### [Written instruction]
Go through the listing below and list every line with "Spread".

[Entries from a dataset]
## START

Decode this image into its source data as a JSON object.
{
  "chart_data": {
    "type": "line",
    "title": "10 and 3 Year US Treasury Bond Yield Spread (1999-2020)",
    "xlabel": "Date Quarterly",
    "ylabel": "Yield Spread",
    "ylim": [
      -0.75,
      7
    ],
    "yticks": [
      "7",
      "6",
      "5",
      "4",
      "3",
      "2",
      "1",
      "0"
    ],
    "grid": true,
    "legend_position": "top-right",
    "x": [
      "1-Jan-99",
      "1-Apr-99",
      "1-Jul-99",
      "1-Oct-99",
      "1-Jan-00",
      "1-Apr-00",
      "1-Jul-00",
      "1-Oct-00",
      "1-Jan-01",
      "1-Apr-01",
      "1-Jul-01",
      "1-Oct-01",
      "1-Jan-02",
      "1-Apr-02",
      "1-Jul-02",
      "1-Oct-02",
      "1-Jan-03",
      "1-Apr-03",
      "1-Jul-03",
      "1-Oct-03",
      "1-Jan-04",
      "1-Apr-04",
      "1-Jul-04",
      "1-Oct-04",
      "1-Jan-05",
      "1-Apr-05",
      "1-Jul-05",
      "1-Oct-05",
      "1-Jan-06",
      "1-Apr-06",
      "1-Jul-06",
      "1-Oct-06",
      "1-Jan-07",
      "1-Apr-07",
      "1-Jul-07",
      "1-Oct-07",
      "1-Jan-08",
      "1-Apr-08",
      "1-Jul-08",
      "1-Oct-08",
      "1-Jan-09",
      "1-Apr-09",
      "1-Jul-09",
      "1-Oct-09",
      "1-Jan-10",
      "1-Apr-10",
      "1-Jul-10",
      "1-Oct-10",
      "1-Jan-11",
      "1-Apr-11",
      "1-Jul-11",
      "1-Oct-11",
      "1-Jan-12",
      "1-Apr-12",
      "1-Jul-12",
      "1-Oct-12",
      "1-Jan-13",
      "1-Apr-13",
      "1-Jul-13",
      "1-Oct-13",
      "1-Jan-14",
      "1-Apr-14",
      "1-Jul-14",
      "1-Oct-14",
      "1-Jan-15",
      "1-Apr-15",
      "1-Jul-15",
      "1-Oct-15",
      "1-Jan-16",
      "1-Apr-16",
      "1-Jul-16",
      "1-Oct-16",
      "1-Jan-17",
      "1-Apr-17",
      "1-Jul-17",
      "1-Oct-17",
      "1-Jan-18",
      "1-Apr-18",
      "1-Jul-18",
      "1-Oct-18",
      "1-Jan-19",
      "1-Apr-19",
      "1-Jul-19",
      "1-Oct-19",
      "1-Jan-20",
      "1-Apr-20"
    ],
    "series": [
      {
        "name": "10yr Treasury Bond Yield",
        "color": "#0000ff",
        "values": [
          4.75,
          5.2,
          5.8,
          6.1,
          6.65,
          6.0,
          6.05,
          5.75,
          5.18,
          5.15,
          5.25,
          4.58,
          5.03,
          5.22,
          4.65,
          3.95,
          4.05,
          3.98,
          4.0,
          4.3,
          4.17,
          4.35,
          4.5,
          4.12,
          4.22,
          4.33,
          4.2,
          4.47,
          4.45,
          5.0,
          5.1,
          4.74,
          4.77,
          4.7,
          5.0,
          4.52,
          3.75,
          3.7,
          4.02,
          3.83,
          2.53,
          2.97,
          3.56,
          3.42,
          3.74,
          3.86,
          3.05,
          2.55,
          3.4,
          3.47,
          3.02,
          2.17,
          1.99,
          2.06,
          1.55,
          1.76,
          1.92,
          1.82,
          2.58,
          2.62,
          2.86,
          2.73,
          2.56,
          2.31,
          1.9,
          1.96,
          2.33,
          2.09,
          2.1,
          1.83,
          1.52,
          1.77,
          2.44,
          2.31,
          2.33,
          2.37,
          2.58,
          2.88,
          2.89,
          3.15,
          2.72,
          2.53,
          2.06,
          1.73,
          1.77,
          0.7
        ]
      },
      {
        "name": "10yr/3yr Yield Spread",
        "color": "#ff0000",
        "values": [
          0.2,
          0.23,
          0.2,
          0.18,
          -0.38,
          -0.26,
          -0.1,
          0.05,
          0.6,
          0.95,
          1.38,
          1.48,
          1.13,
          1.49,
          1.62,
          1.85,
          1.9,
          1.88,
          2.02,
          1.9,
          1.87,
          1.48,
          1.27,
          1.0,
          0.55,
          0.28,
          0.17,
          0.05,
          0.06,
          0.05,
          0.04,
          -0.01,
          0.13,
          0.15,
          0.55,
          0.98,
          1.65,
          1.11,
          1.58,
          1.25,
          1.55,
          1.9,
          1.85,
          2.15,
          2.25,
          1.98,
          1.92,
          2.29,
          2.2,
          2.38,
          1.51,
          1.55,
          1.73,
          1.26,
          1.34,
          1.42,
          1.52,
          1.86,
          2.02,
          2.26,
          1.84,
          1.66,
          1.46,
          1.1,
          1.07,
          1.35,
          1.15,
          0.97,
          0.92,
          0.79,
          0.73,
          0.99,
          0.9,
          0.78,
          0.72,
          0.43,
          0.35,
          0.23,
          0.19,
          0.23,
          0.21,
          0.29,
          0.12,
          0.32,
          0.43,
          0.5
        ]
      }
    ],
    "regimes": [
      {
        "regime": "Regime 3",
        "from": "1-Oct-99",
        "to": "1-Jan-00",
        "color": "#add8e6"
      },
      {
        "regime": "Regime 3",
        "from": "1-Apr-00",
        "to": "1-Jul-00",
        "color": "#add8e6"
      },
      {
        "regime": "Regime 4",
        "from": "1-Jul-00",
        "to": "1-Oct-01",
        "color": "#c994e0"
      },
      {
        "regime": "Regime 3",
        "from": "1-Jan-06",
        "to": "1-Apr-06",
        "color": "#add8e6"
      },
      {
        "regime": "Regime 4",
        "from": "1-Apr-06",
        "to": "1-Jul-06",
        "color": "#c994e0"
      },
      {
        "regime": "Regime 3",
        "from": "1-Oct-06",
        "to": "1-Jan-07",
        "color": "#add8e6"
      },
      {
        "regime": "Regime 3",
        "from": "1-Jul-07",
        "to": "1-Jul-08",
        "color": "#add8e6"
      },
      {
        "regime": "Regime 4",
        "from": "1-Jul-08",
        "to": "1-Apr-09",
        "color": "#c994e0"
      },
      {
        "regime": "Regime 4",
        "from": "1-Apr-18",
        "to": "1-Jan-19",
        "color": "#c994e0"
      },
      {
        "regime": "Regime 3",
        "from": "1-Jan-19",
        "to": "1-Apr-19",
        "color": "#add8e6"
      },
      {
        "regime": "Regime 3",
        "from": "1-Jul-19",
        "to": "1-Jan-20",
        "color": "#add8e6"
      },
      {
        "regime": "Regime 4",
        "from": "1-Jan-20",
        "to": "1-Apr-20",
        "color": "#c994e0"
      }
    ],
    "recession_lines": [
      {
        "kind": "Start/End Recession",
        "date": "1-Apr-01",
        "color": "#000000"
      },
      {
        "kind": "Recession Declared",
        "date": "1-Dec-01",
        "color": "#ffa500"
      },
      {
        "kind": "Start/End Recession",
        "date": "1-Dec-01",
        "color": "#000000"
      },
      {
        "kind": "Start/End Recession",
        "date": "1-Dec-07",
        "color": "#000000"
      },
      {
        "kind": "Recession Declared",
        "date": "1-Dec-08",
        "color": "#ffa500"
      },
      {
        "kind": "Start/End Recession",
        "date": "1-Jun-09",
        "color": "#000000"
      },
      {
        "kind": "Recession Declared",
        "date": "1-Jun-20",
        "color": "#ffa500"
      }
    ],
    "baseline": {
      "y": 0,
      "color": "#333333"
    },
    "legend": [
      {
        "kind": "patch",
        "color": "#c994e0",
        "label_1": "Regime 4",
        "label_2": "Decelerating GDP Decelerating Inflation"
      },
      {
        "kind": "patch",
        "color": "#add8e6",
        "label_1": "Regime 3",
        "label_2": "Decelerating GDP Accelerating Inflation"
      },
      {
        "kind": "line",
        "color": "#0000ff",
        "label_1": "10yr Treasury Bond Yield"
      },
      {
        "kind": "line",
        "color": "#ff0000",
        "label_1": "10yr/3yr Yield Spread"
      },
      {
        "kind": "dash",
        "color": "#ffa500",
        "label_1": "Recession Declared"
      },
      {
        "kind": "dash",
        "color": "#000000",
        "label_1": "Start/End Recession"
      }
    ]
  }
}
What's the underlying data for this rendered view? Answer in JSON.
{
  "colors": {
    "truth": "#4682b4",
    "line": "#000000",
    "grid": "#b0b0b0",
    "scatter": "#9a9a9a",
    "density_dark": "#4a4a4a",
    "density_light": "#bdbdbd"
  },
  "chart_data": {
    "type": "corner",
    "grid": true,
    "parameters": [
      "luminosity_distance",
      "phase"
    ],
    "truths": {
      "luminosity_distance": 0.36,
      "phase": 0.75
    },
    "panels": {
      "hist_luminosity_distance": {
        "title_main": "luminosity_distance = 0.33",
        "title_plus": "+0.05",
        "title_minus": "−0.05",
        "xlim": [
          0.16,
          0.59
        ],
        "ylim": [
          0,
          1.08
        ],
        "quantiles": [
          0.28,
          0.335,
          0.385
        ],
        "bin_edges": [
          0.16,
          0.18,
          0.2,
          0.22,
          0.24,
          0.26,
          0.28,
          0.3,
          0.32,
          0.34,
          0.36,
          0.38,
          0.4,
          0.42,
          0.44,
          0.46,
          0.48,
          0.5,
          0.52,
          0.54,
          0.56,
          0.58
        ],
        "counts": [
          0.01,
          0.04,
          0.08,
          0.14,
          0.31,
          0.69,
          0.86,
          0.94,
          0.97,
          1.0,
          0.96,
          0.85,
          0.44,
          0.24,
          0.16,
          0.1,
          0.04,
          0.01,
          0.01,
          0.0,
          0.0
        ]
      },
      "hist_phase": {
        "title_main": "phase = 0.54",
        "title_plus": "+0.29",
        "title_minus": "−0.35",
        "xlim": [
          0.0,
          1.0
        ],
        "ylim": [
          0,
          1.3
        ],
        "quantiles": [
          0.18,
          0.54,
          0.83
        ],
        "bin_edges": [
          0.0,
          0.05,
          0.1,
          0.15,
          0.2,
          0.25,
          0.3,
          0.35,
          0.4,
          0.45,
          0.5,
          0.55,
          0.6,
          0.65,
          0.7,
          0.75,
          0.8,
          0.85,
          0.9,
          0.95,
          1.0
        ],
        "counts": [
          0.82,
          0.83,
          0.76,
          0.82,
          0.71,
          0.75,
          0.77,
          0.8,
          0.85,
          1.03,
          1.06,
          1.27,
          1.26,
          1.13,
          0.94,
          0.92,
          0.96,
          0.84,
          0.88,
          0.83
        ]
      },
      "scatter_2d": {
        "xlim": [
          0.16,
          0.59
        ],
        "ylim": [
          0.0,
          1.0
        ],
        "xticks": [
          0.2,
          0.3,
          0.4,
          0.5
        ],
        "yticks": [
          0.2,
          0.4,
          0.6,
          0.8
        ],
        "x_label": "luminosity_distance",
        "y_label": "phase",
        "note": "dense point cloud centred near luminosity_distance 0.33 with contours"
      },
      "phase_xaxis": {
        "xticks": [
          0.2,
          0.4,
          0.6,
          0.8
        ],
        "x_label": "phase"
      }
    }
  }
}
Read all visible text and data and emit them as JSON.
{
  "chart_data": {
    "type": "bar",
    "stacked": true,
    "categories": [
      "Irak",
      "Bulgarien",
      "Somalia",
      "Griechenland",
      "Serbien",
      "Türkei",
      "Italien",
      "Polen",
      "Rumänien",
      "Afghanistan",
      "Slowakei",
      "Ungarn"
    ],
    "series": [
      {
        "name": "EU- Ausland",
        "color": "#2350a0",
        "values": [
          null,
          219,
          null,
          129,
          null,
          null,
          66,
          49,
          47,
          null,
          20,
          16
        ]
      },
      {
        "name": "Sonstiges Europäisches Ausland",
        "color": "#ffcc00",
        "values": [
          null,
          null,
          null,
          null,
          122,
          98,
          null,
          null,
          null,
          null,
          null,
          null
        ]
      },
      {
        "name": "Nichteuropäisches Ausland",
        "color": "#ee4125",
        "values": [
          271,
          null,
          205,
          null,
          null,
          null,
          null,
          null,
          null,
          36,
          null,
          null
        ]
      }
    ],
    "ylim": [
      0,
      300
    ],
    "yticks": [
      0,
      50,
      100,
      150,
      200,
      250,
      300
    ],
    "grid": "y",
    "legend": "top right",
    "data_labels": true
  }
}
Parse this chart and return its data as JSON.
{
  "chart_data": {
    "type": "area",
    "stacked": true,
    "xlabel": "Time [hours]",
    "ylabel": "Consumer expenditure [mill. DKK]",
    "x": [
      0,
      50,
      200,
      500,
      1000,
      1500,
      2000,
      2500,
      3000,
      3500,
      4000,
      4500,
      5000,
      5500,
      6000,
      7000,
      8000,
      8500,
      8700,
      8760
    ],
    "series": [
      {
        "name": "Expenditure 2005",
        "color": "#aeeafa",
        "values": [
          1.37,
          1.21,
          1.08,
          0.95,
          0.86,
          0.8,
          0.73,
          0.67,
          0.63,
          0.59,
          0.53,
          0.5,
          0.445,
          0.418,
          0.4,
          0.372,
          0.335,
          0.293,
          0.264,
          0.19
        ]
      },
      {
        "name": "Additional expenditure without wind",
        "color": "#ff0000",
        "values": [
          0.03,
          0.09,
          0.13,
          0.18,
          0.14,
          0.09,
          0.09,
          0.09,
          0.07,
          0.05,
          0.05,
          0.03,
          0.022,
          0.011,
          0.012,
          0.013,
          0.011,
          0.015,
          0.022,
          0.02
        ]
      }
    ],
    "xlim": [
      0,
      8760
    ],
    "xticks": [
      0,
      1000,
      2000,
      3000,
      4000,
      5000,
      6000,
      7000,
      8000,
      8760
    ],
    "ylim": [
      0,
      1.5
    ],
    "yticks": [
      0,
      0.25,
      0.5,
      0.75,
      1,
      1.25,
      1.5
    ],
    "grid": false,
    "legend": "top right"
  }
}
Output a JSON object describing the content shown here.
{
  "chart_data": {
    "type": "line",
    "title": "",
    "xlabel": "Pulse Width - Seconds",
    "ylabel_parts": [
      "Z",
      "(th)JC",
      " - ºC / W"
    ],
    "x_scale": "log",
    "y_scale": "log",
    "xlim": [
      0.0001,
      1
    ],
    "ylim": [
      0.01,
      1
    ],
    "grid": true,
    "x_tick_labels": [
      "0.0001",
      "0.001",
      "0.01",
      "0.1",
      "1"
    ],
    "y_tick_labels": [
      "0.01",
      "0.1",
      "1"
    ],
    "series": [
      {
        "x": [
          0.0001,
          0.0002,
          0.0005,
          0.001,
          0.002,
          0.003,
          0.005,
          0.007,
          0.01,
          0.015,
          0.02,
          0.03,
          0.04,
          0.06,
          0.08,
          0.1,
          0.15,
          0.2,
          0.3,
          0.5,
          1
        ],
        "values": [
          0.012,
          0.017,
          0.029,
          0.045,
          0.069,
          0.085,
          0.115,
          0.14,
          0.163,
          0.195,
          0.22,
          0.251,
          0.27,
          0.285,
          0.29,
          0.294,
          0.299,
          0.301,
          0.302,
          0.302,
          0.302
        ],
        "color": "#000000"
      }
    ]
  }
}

## END

### [Written reply]
    "title": "10 and 3 Year US Treasury Bond Yield Spread (1999-2020)",
    "ylabel": "Yield Spread",
        "name": "10yr/3yr Yield Spread",
        "label_1": "10yr/3yr Yield Spread"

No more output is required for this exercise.